**Task:**
Reproduce the following data line for line, in the order given and without any change.

═════ Data for the task ═════

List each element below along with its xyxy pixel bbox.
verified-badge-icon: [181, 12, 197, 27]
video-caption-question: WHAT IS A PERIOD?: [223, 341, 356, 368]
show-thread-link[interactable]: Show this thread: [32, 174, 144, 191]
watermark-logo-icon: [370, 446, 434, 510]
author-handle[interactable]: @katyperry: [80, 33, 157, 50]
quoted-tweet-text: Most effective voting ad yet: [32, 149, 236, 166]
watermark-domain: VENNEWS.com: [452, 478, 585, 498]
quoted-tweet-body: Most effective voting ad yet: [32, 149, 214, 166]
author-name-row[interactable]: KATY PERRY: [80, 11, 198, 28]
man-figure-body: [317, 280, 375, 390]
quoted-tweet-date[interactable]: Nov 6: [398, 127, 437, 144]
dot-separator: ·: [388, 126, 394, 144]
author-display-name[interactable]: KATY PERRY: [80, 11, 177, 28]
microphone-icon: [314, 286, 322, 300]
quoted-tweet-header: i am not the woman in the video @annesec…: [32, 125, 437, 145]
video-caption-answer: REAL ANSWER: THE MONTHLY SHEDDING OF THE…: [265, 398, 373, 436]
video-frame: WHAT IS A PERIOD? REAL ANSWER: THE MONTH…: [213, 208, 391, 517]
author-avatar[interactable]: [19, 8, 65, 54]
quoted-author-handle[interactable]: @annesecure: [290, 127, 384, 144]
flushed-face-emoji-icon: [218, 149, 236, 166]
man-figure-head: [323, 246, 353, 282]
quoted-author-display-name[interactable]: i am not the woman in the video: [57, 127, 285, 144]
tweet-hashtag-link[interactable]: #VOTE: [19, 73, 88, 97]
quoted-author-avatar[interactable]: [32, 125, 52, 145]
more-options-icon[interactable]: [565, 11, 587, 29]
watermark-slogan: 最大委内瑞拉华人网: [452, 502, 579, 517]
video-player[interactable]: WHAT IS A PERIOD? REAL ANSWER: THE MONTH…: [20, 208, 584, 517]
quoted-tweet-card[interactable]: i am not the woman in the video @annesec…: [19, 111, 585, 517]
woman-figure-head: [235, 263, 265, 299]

═════

**Exercise result:**
List each element below along with its xyxy pixel bbox.
verified-badge-icon: [181, 12, 197, 27]
video-caption-question: WHAT IS A PERIOD?: [223, 341, 356, 368]
show-thread-link[interactable]: Show this thread: [32, 174, 144, 191]
watermark-logo-icon: [370, 446, 434, 510]
author-handle[interactable]: @katyperry: [80, 33, 157, 50]
quoted-tweet-text: Most effective voting ad yet: [32, 149, 236, 166]
watermark-domain: VENNEWS.com: [452, 478, 585, 498]
quoted-tweet-body: Most effective voting ad yet: [32, 149, 214, 166]
author-name-row[interactable]: KATY PERRY: [80, 11, 198, 28]
man-figure-body: [317, 280, 375, 390]
quoted-tweet-date[interactable]: Nov 6: [398, 127, 437, 144]
dot-separator: ·: [388, 126, 394, 144]
author-display-name[interactable]: KATY PERRY: [80, 11, 177, 28]
microphone-icon: [314, 286, 322, 300]
quoted-tweet-header: i am not the woman in the video @annesec…: [32, 125, 437, 145]
video-caption-answer: REAL ANSWER: THE MONTHLY SHEDDING OF THE…: [265, 398, 373, 436]
video-frame: WHAT IS A PERIOD? REAL ANSWER: THE MONTH…: [213, 208, 391, 517]
author-avatar[interactable]: [19, 8, 65, 54]
quoted-author-handle[interactable]: @annesecure: [290, 127, 384, 144]
flushed-face-emoji-icon: [218, 149, 236, 166]
man-figure-head: [323, 246, 353, 282]
quoted-author-display-name[interactable]: i am not the woman in the video: [57, 127, 285, 144]
tweet-hashtag-link[interactable]: #VOTE: [19, 73, 88, 97]
quoted-author-avatar[interactable]: [32, 125, 52, 145]
more-options-icon[interactable]: [565, 11, 587, 29]
watermark-slogan: 最大委内瑞拉华人网: [452, 502, 579, 517]
video-player[interactable]: WHAT IS A PERIOD? REAL ANSWER: THE MONTH…: [20, 208, 584, 517]
quoted-tweet-card[interactable]: i am not the woman in the video @annesec…: [19, 111, 585, 517]
woman-figure-head: [235, 263, 265, 299]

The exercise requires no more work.